** start **
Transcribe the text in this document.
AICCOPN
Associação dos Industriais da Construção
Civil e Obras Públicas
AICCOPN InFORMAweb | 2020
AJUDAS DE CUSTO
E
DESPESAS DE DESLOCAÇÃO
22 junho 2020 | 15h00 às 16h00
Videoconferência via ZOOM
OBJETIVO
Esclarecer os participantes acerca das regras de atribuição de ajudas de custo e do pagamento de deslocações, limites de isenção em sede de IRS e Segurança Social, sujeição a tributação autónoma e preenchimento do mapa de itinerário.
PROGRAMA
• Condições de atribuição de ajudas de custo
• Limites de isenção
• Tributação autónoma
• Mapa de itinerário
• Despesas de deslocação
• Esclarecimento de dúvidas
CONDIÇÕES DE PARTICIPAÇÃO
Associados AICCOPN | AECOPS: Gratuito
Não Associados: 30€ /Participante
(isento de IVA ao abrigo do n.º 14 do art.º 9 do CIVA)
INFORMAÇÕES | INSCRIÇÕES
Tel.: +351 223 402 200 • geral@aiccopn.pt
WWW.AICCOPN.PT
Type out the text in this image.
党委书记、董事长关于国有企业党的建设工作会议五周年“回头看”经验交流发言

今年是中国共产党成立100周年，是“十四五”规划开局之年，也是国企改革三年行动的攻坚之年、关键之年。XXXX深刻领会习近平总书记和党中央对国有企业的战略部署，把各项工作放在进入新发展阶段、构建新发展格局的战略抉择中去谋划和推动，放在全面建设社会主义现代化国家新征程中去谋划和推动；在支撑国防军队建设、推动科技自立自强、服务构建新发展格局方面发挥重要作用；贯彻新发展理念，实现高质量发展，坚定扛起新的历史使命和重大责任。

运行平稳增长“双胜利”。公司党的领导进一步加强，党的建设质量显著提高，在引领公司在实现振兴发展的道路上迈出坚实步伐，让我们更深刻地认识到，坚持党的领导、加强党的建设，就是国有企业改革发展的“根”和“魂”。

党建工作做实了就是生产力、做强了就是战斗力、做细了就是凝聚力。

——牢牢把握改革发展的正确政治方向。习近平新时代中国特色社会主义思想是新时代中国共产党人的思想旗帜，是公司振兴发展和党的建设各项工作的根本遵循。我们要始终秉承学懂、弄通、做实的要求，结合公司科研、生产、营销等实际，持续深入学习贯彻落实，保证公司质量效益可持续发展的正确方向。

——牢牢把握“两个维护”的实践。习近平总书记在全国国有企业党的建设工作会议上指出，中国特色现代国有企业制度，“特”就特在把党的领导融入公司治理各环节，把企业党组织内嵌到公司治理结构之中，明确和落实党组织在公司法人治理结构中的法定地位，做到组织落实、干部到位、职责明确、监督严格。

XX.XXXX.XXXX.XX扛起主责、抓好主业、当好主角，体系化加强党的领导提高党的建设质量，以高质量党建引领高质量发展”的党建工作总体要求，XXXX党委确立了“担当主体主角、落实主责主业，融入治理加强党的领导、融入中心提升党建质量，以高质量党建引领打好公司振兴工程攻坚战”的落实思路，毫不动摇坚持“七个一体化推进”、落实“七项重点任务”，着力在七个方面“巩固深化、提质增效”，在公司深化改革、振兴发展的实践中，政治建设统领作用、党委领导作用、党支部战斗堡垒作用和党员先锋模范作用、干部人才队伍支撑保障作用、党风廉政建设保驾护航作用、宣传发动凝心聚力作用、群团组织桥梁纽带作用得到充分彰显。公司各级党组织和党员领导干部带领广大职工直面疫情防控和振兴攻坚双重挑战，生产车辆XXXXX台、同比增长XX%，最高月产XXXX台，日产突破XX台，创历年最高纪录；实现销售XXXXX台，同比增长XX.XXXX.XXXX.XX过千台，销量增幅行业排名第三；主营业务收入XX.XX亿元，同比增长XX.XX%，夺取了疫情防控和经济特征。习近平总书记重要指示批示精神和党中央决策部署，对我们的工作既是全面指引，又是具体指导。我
** end **
The exercise -
Reproduce every line from the entries that holds the word "text".

Response to this task -
Transcribe the text in this document.
Type out the text in this image.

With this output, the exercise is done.